Work instruction:
Return the number of lines below that contain "glucose"; nothing else belongs in the reply.

The data:
=== Section Start ===
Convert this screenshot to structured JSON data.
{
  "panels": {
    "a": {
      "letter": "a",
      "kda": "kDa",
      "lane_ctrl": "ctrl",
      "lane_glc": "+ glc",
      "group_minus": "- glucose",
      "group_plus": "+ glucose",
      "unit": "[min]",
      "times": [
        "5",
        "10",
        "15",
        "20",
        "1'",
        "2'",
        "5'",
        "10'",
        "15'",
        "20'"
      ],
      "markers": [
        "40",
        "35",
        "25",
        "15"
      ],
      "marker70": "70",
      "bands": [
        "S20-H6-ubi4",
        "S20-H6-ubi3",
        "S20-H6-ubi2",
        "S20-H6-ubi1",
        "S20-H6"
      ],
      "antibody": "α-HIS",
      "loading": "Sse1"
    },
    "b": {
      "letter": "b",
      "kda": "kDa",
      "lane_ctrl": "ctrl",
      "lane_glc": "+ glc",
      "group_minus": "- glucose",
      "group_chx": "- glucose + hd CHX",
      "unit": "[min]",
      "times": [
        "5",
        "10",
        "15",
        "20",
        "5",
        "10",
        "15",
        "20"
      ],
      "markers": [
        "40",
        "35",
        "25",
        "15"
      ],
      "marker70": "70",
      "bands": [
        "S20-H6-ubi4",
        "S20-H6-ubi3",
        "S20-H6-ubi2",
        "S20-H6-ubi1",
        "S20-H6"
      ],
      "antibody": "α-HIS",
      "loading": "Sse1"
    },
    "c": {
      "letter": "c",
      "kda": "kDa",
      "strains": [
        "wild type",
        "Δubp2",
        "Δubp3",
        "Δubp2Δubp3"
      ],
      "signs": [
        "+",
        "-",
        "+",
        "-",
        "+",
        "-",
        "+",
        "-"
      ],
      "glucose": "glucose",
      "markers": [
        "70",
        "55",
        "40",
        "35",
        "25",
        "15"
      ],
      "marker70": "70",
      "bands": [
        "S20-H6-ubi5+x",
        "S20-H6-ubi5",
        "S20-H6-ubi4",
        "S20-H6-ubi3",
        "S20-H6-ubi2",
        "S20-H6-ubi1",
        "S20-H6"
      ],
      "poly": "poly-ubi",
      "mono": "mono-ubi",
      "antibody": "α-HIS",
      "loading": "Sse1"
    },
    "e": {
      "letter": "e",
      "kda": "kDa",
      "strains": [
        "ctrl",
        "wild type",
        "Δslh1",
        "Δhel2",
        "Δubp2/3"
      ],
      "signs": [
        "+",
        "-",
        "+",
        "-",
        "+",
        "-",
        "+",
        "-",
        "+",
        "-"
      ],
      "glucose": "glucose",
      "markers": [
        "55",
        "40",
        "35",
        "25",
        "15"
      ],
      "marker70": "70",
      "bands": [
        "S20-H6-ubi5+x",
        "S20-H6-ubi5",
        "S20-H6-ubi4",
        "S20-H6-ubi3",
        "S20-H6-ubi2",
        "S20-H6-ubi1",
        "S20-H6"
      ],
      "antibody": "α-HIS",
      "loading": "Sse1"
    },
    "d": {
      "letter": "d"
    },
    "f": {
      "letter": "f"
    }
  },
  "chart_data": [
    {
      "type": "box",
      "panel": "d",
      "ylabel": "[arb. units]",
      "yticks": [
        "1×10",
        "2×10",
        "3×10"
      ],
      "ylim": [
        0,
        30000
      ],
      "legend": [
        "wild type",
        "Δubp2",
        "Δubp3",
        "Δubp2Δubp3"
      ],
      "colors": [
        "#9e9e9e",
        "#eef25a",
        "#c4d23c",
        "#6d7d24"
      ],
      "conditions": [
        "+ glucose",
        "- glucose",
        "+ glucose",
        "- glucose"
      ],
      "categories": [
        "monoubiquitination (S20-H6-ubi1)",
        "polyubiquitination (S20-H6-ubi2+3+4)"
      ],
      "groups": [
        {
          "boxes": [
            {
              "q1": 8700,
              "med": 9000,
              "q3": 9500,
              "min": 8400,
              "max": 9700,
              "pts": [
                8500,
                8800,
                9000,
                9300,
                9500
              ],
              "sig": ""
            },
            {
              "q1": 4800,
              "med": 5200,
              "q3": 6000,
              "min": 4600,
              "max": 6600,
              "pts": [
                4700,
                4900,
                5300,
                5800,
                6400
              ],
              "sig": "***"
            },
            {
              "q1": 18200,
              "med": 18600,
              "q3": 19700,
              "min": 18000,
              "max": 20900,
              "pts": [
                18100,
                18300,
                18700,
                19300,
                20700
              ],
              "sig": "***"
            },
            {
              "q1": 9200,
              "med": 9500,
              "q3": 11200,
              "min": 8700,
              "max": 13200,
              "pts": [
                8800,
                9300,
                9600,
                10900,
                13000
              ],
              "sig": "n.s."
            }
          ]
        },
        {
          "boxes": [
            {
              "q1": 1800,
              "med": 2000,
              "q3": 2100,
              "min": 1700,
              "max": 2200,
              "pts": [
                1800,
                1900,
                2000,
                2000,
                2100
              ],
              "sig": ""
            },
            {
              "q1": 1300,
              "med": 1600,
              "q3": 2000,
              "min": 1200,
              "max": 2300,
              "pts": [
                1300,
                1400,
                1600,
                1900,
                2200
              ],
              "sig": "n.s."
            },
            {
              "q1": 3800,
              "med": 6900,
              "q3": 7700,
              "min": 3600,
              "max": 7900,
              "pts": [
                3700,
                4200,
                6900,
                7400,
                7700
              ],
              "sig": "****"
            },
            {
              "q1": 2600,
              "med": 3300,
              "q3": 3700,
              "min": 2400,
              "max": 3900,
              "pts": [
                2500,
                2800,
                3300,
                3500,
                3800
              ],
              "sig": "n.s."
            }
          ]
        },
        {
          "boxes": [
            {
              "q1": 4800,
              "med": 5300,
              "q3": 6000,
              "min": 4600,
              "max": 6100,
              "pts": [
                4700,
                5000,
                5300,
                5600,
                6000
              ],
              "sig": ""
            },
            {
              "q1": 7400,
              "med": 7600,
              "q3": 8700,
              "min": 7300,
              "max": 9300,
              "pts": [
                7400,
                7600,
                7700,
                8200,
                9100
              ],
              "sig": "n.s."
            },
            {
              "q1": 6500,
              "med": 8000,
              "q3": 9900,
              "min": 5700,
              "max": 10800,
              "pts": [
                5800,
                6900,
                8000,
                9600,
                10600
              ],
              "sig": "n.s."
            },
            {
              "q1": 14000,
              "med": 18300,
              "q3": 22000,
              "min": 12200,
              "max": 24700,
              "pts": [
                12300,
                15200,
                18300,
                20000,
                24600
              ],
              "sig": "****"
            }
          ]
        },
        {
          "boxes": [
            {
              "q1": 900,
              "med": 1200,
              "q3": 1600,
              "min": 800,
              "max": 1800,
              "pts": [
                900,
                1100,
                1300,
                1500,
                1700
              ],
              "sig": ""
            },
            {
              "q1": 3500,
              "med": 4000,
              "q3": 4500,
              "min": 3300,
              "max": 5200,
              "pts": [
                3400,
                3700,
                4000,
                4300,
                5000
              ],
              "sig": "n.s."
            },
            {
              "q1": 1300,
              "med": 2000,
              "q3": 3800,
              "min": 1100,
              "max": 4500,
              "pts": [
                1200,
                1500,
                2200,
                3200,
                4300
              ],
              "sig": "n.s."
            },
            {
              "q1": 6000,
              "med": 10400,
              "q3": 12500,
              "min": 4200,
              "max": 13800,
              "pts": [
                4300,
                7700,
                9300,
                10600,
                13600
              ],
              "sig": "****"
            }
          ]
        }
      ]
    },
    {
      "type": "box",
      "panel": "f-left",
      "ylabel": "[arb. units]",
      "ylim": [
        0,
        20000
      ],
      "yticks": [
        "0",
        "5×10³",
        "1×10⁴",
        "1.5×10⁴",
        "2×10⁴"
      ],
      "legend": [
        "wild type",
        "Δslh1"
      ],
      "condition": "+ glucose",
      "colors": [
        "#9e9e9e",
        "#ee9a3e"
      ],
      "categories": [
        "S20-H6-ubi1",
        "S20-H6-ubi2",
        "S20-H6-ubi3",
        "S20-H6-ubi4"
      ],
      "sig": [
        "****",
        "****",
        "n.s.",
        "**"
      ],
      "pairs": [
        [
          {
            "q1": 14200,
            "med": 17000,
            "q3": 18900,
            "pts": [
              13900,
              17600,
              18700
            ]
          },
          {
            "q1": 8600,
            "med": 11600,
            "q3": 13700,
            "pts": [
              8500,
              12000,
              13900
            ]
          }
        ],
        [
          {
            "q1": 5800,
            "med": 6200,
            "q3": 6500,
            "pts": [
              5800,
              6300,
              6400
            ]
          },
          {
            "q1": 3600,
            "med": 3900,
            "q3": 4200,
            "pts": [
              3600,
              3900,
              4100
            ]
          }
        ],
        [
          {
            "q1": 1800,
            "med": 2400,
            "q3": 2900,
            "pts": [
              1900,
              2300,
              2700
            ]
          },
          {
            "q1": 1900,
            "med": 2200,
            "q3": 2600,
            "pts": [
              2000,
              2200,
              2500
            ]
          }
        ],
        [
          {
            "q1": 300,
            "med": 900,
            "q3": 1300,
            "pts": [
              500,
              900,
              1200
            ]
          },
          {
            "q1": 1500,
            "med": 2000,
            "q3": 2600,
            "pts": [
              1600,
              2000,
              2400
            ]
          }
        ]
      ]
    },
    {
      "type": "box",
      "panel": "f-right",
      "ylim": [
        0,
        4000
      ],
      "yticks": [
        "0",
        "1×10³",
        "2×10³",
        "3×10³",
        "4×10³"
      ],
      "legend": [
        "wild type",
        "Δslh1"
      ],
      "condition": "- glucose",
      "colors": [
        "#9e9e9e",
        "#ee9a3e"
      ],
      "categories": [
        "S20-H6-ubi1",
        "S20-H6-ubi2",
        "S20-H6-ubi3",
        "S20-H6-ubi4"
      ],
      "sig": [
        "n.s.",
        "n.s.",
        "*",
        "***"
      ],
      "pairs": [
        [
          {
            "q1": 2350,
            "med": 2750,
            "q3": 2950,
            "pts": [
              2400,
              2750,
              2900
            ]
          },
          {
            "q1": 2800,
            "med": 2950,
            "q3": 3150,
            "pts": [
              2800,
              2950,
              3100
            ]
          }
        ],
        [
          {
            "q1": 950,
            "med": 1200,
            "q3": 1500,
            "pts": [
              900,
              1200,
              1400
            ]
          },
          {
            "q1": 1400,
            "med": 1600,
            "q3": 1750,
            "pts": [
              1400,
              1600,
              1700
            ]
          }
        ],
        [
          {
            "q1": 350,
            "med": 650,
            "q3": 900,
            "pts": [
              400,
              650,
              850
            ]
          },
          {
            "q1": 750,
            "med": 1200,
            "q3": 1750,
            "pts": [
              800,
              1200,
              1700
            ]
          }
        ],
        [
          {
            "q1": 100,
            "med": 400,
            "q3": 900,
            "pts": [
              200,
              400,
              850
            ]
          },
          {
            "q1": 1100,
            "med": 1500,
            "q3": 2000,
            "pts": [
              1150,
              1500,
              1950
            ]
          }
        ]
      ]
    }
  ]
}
=== Section End ===
Written solution:
12